[Data entries]
※

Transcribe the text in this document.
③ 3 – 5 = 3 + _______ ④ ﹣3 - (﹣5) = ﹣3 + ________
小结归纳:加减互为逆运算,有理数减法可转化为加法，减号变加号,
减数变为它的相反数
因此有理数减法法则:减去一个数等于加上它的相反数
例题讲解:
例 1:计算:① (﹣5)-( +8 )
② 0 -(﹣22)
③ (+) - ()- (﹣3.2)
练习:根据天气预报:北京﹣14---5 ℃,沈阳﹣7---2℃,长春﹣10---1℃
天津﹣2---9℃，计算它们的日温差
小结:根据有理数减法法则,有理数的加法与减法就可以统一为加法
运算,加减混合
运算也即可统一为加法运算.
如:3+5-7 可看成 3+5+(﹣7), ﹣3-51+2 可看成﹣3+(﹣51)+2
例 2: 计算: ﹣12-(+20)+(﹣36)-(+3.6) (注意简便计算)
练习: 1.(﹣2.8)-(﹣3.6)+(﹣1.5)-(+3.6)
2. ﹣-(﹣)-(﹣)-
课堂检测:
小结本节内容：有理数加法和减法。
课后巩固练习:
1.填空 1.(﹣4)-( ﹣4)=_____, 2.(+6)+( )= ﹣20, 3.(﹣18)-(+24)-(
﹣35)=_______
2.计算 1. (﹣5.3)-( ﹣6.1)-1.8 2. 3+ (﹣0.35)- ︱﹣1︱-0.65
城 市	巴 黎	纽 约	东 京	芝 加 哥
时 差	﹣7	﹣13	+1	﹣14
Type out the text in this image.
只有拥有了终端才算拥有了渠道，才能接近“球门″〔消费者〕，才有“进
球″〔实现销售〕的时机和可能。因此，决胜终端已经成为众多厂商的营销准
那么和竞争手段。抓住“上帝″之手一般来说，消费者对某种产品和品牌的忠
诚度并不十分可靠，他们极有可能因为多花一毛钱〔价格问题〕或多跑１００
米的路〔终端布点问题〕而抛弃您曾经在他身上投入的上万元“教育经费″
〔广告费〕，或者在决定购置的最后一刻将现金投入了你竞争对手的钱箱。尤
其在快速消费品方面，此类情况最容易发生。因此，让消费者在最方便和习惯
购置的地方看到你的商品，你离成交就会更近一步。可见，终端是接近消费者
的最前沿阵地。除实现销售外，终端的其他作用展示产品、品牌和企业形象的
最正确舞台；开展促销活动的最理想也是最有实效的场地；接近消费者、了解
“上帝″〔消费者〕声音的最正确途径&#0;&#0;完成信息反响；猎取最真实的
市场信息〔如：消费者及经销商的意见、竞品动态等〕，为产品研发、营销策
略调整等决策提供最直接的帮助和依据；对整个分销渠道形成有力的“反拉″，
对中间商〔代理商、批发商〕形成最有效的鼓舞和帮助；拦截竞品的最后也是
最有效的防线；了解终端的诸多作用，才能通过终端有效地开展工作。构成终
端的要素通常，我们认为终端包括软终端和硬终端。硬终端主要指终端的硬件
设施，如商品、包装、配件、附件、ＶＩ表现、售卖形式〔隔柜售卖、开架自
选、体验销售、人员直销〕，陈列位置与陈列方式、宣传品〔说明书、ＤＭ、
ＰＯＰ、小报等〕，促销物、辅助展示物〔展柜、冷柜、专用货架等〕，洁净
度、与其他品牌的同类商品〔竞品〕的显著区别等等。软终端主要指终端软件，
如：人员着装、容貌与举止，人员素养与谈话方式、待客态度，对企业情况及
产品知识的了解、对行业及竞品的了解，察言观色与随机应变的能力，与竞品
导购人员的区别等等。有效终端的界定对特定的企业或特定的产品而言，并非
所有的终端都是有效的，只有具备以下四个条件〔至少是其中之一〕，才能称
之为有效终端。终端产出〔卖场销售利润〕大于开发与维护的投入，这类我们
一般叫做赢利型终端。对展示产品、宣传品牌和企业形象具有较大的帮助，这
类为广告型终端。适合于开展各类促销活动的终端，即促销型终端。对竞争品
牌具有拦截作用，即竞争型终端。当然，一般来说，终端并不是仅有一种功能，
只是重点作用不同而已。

※

- _Instructions to follow_
From the listing above, extract all records word for word.

- _Solution below_
Transcribe the text in this document.
③ 3 – 5 = 3 + _______ ④ ﹣3 - (﹣5) = ﹣3 + ________
小结归纳:加减互为逆运算,有理数减法可转化为加法，减号变加号,
减数变为它的相反数
因此有理数减法法则:减去一个数等于加上它的相反数
例题讲解:
例 1:计算:① (﹣5)-( +8 )
② 0 -(﹣22)
③ (+) - ()- (﹣3.2)
练习:根据天气预报:北京﹣14---5 ℃,沈阳﹣7---2℃,长春﹣10---1℃
天津﹣2---9℃，计算它们的日温差
小结:根据有理数减法法则,有理数的加法与减法就可以统一为加法
运算,加减混合
运算也即可统一为加法运算.
如:3+5-7 可看成 3+5+(﹣7), ﹣3-51+2 可看成﹣3+(﹣51)+2
例 2: 计算: ﹣12-(+20)+(﹣36)-(+3.6) (注意简便计算)
练习: 1.(﹣2.8)-(﹣3.6)+(﹣1.5)-(+3.6)
2. ﹣-(﹣)-(﹣)-
课堂检测:
小结本节内容：有理数加法和减法。
课后巩固练习:
1.填空 1.(﹣4)-( ﹣4)=_____, 2.(+6)+( )= ﹣20, 3.(﹣18)-(+24)-(
﹣35)=_______
2.计算 1. (﹣5.3)-( ﹣6.1)-1.8 2. 3+ (﹣0.35)- ︱﹣1︱-0.65
城 市	巴 黎	纽 约	东 京	芝 加 哥
时 差	﹣7	﹣13	+1	﹣14
Type out the text in this image.
只有拥有了终端才算拥有了渠道，才能接近“球门″〔消费者〕，才有“进
球″〔实现销售〕的时机和可能。因此，决胜终端已经成为众多厂商的营销准
那么和竞争手段。抓住“上帝″之手一般来说，消费者对某种产品和品牌的忠
诚度并不十分可靠，他们极有可能因为多花一毛钱〔价格问题〕或多跑１００
米的路〔终端布点问题〕而抛弃您曾经在他身上投入的上万元“教育经费″
〔广告费〕，或者在决定购置的最后一刻将现金投入了你竞争对手的钱箱。尤
其在快速消费品方面，此类情况最容易发生。因此，让消费者在最方便和习惯
购置的地方看到你的商品，你离成交就会更近一步。可见，终端是接近消费者
的最前沿阵地。除实现销售外，终端的其他作用展示产品、品牌和企业形象的
最正确舞台；开展促销活动的最理想也是最有实效的场地；接近消费者、了解
“上帝″〔消费者〕声音的最正确途径&#0;&#0;完成信息反响；猎取最真实的
市场信息〔如：消费者及经销商的意见、竞品动态等〕，为产品研发、营销策
略调整等决策提供最直接的帮助和依据；对整个分销渠道形成有力的“反拉″，
对中间商〔代理商、批发商〕形成最有效的鼓舞和帮助；拦截竞品的最后也是
最有效的防线；了解终端的诸多作用，才能通过终端有效地开展工作。构成终
端的要素通常，我们认为终端包括软终端和硬终端。硬终端主要指终端的硬件
设施，如商品、包装、配件、附件、ＶＩ表现、售卖形式〔隔柜售卖、开架自
选、体验销售、人员直销〕，陈列位置与陈列方式、宣传品〔说明书、ＤＭ、
ＰＯＰ、小报等〕，促销物、辅助展示物〔展柜、冷柜、专用货架等〕，洁净
度、与其他品牌的同类商品〔竞品〕的显著区别等等。软终端主要指终端软件，
如：人员着装、容貌与举止，人员素养与谈话方式、待客态度，对企业情况及
产品知识的了解、对行业及竞品的了解，察言观色与随机应变的能力，与竞品
导购人员的区别等等。有效终端的界定对特定的企业或特定的产品而言，并非
所有的终端都是有效的，只有具备以下四个条件〔至少是其中之一〕，才能称
之为有效终端。终端产出〔卖场销售利润〕大于开发与维护的投入，这类我们
一般叫做赢利型终端。对展示产品、宣传品牌和企业形象具有较大的帮助，这
类为广告型终端。适合于开展各类促销活动的终端，即促销型终端。对竞争品
牌具有拦截作用，即竞争型终端。当然，一般来说，终端并不是仅有一种功能，
只是重点作用不同而已。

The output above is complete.